**Exercise details:**
Present the records as a Markdown table with the columns No. and Text, starting at the first line of the records and ending at the line that contains "- cell[interactable]: 蓝色: [729, 68, 887, 102]", both included. Give each line its row number and leave out blank lines.
============
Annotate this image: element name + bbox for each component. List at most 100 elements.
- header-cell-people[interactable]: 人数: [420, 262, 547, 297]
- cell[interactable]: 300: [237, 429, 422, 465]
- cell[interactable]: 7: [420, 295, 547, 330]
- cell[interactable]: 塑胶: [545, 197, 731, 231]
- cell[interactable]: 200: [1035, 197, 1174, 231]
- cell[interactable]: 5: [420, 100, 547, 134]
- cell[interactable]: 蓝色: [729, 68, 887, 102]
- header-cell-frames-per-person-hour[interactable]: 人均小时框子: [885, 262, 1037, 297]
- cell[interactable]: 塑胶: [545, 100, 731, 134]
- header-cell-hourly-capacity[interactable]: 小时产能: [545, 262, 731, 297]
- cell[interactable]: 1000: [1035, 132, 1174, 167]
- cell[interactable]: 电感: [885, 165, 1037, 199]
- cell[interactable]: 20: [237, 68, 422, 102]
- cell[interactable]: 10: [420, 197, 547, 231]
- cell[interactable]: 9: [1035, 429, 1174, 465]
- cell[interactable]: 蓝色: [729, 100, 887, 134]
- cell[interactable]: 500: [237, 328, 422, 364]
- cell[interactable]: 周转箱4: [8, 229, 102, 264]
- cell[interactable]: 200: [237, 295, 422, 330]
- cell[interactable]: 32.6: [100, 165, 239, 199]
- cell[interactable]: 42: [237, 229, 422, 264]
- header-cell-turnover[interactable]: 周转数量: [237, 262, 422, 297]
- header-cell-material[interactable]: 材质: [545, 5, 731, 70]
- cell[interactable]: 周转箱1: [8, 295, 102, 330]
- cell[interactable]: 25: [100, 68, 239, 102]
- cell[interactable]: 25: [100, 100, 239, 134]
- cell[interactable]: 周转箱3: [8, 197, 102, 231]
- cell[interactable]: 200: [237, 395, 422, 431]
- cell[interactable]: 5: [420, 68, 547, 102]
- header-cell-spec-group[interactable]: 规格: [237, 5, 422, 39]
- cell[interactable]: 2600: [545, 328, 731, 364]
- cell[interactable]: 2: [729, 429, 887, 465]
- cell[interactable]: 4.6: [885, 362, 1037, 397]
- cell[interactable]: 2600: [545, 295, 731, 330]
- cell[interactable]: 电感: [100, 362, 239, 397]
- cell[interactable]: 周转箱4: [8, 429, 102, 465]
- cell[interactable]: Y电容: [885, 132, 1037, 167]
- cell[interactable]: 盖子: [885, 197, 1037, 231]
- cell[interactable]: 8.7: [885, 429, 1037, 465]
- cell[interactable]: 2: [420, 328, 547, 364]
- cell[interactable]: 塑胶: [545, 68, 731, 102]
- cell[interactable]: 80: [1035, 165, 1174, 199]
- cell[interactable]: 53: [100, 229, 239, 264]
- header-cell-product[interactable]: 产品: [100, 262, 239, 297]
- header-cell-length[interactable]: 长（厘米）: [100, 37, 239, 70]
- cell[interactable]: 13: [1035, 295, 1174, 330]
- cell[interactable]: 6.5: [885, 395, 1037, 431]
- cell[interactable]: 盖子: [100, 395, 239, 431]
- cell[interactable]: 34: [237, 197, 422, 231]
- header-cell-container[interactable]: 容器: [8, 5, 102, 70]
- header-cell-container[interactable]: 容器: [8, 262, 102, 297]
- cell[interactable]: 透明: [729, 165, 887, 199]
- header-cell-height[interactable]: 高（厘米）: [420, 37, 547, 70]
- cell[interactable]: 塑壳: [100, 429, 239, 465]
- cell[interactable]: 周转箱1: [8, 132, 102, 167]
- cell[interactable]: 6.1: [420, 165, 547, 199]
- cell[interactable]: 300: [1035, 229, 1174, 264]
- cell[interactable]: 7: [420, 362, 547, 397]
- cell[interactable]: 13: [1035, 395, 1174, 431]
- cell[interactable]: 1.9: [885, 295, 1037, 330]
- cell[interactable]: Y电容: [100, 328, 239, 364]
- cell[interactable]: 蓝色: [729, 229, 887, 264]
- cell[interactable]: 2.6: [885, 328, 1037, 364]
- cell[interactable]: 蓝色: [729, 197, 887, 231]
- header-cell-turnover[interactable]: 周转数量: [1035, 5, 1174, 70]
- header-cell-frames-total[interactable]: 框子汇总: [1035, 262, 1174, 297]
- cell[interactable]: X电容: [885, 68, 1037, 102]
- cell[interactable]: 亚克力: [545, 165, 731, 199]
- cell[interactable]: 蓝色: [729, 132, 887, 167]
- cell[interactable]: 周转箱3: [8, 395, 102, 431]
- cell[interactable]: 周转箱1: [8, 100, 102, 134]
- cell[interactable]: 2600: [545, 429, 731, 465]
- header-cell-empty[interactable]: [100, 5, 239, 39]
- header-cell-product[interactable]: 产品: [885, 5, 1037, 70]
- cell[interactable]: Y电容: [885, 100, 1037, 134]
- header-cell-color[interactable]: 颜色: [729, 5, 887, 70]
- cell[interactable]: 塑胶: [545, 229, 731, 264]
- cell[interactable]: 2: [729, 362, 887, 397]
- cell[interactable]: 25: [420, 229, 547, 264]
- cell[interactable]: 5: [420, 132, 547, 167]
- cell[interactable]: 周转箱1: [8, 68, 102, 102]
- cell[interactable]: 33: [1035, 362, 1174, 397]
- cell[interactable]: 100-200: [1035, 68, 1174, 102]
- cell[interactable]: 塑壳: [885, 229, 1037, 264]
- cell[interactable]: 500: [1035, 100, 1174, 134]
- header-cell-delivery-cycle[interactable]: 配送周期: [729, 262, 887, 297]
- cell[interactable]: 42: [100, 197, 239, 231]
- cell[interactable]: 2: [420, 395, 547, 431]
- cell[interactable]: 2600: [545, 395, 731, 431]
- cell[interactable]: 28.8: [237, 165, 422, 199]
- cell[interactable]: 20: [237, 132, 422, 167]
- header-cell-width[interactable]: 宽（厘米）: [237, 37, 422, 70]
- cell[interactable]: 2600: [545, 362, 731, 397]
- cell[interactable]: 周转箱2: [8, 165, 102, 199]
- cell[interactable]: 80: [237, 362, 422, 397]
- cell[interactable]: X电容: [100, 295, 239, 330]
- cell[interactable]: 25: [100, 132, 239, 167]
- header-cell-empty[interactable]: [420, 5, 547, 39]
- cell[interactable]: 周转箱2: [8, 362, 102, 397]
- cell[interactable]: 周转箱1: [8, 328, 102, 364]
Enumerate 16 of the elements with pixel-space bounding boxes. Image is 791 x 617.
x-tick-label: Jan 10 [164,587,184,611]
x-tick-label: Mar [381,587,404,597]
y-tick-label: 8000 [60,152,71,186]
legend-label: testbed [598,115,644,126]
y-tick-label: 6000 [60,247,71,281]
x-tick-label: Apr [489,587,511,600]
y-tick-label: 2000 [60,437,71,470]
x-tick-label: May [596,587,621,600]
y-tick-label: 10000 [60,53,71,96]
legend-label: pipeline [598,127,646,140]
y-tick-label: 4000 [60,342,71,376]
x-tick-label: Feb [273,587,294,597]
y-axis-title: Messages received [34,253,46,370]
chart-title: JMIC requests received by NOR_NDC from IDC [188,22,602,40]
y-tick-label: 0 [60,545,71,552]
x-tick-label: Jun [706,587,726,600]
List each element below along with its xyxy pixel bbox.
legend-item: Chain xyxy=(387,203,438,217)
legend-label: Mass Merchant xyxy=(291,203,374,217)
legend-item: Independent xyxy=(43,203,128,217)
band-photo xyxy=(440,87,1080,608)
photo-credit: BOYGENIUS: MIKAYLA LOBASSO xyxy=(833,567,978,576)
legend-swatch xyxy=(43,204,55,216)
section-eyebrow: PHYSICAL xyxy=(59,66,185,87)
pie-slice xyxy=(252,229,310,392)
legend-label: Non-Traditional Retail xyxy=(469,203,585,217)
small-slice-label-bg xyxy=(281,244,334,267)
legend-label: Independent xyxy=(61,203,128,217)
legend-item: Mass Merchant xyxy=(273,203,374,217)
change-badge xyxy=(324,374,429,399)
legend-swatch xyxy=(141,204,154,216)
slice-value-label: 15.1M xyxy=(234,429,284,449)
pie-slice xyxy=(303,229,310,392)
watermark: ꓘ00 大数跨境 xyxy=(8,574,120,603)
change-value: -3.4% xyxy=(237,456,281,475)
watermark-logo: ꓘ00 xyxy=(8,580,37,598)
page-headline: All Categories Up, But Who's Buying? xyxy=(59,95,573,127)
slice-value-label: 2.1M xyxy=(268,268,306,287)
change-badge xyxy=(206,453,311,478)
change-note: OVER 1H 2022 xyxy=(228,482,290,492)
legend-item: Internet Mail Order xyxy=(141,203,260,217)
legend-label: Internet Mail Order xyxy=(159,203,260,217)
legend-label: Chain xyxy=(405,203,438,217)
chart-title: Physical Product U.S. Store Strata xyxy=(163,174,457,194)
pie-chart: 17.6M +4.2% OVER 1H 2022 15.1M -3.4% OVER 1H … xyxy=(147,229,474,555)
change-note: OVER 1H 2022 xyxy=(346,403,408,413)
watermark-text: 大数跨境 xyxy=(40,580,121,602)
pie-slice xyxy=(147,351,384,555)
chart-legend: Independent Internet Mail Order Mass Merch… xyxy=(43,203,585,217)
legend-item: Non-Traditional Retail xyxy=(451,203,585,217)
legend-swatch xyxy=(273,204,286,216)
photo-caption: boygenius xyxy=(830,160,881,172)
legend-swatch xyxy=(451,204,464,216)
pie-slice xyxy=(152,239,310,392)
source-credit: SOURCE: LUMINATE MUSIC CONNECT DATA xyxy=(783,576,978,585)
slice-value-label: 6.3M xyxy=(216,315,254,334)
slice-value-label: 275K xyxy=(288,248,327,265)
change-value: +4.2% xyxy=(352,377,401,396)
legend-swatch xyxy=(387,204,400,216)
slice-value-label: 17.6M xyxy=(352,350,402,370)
============
**The output:**
| No. | Text |
|---|---|
| 1 | Annotate this image: element name + bbox for each component. List at most 100 elements. |
| 2 | - header-cell-people[interactable]: 人数: [420, 262, 547, 297] |
| 3 | - cell[interactable]: 300: [237, 429, 422, 465] |
| 4 | - cell[interactable]: 7: [420, 295, 547, 330] |
| 5 | - cell[interactable]: 塑胶: [545, 197, 731, 231] |
| 6 | - cell[interactable]: 200: [1035, 197, 1174, 231] |
| 7 | - cell[interactable]: 5: [420, 100, 547, 134] |
| 8 | - cell[interactable]: 蓝色: [729, 68, 887, 102] |